WORK TO BE COMPLETED
Each line below should be quoted exactly, please.

EXCERPTED DATA
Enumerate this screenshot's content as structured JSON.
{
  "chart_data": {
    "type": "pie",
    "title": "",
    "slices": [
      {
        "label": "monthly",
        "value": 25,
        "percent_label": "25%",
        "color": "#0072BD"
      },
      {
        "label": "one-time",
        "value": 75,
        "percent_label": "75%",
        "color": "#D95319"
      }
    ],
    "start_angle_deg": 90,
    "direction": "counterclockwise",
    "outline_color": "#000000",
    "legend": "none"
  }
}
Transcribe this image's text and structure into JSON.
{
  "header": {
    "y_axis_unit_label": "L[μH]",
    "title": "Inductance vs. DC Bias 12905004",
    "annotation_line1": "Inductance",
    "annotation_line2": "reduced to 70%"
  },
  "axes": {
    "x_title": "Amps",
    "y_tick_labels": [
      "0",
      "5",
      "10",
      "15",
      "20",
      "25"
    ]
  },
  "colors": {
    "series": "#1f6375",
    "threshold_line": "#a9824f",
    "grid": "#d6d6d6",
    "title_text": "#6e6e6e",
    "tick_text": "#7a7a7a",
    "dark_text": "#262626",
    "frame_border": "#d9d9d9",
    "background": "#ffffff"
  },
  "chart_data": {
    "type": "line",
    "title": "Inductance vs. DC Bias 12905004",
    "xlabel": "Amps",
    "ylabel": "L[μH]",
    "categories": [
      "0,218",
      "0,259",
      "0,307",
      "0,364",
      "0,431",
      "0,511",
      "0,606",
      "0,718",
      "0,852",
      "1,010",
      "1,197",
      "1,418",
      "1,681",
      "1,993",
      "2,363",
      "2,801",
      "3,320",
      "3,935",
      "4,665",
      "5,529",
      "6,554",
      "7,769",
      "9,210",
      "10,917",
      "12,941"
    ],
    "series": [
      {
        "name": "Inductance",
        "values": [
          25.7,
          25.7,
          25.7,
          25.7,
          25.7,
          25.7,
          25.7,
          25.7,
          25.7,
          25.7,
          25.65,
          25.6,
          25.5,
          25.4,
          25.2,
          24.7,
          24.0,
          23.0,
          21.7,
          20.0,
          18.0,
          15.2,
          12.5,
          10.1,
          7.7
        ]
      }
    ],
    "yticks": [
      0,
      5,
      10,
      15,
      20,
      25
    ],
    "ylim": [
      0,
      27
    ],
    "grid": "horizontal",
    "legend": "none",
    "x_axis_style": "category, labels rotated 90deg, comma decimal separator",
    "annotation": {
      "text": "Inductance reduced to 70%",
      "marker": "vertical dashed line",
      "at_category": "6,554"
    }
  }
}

CORRECT RESPONSE
Enumerate this screenshot's content as structured JSON.
{
  "chart_data": {
    "type": "pie",
    "title": "",
    "slices": [
      {
        "label": "monthly",
        "value": 25,
        "percent_label": "25%",
        "color": "#0072BD"
      },
      {
        "label": "one-time",
        "value": 75,
        "percent_label": "75%",
        "color": "#D95319"
      }
    ],
    "start_angle_deg": 90,
    "direction": "counterclockwise",
    "outline_color": "#000000",
    "legend": "none"
  }
}
Transcribe this image's text and structure into JSON.
{
  "header": {
    "y_axis_unit_label": "L[μH]",
    "title": "Inductance vs. DC Bias 12905004",
    "annotation_line1": "Inductance",
    "annotation_line2": "reduced to 70%"
  },
  "axes": {
    "x_title": "Amps",
    "y_tick_labels": [
      "0",
      "5",
      "10",
      "15",
      "20",
      "25"
    ]
  },
  "colors": {
    "series": "#1f6375",
    "threshold_line": "#a9824f",
    "grid": "#d6d6d6",
    "title_text": "#6e6e6e",
    "tick_text": "#7a7a7a",
    "dark_text": "#262626",
    "frame_border": "#d9d9d9",
    "background": "#ffffff"
  },
  "chart_data": {
    "type": "line",
    "title": "Inductance vs. DC Bias 12905004",
    "xlabel": "Amps",
    "ylabel": "L[μH]",
    "categories": [
      "0,218",
      "0,259",
      "0,307",
      "0,364",
      "0,431",
      "0,511",
      "0,606",
      "0,718",
      "0,852",
      "1,010",
      "1,197",
      "1,418",
      "1,681",
      "1,993",
      "2,363",
      "2,801",
      "3,320",
      "3,935",
      "4,665",
      "5,529",
      "6,554",
      "7,769",
      "9,210",
      "10,917",
      "12,941"
    ],
    "series": [
      {
        "name": "Inductance",
        "values": [
          25.7,
          25.7,
          25.7,
          25.7,
          25.7,
          25.7,
          25.7,
          25.7,
          25.7,
          25.7,
          25.65,
          25.6,
          25.5,
          25.4,
          25.2,
          24.7,
          24.0,
          23.0,
          21.7,
          20.0,
          18.0,
          15.2,
          12.5,
          10.1,
          7.7
        ]
      }
    ],
    "yticks": [
      0,
      5,
      10,
      15,
      20,
      25
    ],
    "ylim": [
      0,
      27
    ],
    "grid": "horizontal",
    "legend": "none",
    "x_axis_style": "category, labels rotated 90deg, comma decimal separator",
    "annotation": {
      "text": "Inductance reduced to 70%",
      "marker": "vertical dashed line",
      "at_category": "6,554"
    }
  }
}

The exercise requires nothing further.